◆ EXERCISE OBJECTIVE: Take the line that contains "Type out the text in this image." as the first and the last line of the material as the final one; set down exactly the lines in that span.

◆ DATASET EXCERPTS:
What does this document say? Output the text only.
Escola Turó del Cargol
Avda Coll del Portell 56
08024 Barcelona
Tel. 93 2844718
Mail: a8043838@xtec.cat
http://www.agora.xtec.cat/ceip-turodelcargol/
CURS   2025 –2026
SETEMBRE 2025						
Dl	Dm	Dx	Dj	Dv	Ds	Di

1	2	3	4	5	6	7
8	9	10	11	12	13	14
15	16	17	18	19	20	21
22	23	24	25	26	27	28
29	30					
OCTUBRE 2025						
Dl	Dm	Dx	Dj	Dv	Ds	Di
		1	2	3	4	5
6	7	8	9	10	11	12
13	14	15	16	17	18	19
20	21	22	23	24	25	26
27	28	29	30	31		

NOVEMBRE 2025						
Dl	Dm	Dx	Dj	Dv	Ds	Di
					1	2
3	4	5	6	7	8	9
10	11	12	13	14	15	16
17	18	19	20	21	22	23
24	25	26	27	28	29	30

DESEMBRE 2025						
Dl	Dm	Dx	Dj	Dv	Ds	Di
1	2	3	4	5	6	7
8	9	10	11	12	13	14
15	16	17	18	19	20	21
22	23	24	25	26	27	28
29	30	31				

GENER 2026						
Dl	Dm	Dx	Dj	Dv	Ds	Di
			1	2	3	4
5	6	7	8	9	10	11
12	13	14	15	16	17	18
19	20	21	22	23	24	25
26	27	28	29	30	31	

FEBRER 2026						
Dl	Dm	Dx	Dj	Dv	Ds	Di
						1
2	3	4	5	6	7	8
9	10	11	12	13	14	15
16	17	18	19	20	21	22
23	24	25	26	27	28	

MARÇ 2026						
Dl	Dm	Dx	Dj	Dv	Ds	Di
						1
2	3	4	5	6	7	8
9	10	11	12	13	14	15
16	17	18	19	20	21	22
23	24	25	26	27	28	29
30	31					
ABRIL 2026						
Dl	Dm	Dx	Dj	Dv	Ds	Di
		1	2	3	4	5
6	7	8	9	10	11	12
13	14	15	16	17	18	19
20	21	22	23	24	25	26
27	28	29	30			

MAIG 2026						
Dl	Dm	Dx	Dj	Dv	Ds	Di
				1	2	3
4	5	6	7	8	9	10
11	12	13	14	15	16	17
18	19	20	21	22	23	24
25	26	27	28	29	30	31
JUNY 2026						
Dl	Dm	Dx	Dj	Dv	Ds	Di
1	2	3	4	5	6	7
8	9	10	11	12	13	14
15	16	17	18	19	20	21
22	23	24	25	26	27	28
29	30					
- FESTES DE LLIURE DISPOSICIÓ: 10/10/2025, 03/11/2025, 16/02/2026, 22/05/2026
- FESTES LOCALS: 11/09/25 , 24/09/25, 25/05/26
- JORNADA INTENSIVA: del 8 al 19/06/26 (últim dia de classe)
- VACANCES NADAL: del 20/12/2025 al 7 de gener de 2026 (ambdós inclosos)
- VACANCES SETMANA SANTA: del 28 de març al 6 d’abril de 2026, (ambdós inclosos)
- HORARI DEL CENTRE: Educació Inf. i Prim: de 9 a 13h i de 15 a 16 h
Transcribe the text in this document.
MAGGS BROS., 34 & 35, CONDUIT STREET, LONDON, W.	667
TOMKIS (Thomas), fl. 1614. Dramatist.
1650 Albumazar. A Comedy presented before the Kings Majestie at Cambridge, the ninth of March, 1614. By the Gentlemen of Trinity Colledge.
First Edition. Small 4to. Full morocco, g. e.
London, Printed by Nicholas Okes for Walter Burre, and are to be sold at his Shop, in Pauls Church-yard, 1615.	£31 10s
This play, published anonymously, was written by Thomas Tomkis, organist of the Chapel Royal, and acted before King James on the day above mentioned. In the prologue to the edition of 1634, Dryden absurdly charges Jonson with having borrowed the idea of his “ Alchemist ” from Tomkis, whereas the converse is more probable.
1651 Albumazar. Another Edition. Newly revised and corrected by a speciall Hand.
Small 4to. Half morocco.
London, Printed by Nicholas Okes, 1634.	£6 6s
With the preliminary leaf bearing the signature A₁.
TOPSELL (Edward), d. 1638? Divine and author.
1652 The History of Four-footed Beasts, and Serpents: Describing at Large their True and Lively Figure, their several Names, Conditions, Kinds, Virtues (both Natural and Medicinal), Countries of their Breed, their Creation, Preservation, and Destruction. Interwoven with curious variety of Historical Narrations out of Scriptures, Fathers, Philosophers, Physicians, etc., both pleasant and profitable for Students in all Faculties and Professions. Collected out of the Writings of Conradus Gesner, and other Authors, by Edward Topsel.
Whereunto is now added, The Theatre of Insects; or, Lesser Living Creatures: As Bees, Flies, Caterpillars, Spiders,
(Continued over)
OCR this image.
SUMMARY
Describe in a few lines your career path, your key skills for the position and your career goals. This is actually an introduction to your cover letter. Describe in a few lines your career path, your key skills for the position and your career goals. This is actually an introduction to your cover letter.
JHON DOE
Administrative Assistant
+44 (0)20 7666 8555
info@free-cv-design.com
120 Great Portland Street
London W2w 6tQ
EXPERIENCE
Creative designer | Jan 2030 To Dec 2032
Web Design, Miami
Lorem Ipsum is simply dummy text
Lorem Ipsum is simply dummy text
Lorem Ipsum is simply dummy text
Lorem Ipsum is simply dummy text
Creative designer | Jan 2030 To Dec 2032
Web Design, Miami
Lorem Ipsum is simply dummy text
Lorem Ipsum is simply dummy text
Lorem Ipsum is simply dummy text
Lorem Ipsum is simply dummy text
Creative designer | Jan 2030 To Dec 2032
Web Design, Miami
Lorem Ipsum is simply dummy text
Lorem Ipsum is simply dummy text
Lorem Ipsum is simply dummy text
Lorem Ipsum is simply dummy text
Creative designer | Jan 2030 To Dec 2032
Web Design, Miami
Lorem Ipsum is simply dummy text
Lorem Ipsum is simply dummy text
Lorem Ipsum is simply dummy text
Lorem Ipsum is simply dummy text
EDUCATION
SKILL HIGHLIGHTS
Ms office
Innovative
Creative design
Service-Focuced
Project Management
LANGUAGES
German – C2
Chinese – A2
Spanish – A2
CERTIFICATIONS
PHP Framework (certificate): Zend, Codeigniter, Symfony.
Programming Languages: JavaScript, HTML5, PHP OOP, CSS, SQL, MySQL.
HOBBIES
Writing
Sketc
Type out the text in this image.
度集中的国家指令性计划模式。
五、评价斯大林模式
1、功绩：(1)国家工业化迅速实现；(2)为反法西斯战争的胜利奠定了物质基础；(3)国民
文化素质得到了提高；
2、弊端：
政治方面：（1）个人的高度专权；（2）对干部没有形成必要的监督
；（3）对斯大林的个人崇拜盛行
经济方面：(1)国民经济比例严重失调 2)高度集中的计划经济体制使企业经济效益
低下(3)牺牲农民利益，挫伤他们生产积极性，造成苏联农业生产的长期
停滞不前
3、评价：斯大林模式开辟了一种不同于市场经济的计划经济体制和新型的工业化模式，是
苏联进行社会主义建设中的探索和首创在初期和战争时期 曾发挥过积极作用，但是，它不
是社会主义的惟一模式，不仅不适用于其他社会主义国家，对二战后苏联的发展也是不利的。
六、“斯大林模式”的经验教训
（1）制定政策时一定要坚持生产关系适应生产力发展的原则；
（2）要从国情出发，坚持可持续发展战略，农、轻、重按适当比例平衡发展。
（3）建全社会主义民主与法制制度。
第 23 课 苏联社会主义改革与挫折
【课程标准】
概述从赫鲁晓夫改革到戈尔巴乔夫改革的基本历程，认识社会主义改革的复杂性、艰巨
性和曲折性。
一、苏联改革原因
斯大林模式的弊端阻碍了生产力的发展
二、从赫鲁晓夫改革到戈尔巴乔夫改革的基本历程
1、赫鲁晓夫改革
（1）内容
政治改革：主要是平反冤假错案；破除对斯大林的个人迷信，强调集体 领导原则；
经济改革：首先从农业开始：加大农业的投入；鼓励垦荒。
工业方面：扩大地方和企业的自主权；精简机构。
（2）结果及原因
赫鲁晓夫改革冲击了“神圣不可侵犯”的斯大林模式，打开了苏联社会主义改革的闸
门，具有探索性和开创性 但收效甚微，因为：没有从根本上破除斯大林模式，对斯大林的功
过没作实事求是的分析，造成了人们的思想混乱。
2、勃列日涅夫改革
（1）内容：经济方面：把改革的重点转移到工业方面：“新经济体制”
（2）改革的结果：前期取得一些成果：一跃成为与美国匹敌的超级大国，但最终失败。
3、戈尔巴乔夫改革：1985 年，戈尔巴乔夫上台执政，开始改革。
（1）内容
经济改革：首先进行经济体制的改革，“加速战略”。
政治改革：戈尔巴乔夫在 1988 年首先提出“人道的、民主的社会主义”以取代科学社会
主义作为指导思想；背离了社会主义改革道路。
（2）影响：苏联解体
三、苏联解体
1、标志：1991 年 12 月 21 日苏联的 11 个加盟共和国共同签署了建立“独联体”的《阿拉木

◆ RESULT:
Type out the text in this image.
度集中的国家指令性计划模式。
五、评价斯大林模式
1、功绩：(1)国家工业化迅速实现；(2)为反法西斯战争的胜利奠定了物质基础；(3)国民
文化素质得到了提高；
2、弊端：
政治方面：（1）个人的高度专权；（2）对干部没有形成必要的监督
；（3）对斯大林的个人崇拜盛行
经济方面：(1)国民经济比例严重失调 2)高度集中的计划经济体制使企业经济效益
低下(3)牺牲农民利益，挫伤他们生产积极性，造成苏联农业生产的长期
停滞不前
3、评价：斯大林模式开辟了一种不同于市场经济的计划经济体制和新型的工业化模式，是
苏联进行社会主义建设中的探索和首创在初期和战争时期 曾发挥过积极作用，但是，它不
是社会主义的惟一模式，不仅不适用于其他社会主义国家，对二战后苏联的发展也是不利的。
六、“斯大林模式”的经验教训
（1）制定政策时一定要坚持生产关系适应生产力发展的原则；
（2）要从国情出发，坚持可持续发展战略，农、轻、重按适当比例平衡发展。
（3）建全社会主义民主与法制制度。
第 23 课 苏联社会主义改革与挫折
【课程标准】
概述从赫鲁晓夫改革到戈尔巴乔夫改革的基本历程，认识社会主义改革的复杂性、艰巨
性和曲折性。
一、苏联改革原因
斯大林模式的弊端阻碍了生产力的发展
二、从赫鲁晓夫改革到戈尔巴乔夫改革的基本历程
1、赫鲁晓夫改革
（1）内容
政治改革：主要是平反冤假错案；破除对斯大林的个人迷信，强调集体 领导原则；
经济改革：首先从农业开始：加大农业的投入；鼓励垦荒。
工业方面：扩大地方和企业的自主权；精简机构。
（2）结果及原因
赫鲁晓夫改革冲击了“神圣不可侵犯”的斯大林模式，打开了苏联社会主义改革的闸
门，具有探索性和开创性 但收效甚微，因为：没有从根本上破除斯大林模式，对斯大林的功
过没作实事求是的分析，造成了人们的思想混乱。
2、勃列日涅夫改革
（1）内容：经济方面：把改革的重点转移到工业方面：“新经济体制”
（2）改革的结果：前期取得一些成果：一跃成为与美国匹敌的超级大国，但最终失败。
3、戈尔巴乔夫改革：1985 年，戈尔巴乔夫上台执政，开始改革。
（1）内容
经济改革：首先进行经济体制的改革，“加速战略”。
政治改革：戈尔巴乔夫在 1988 年首先提出“人道的、民主的社会主义”以取代科学社会
主义作为指导思想；背离了社会主义改革道路。
（2）影响：苏联解体
三、苏联解体
1、标志：1991 年 12 月 21 日苏联的 11 个加盟共和国共同签署了建立“独联体”的《阿拉木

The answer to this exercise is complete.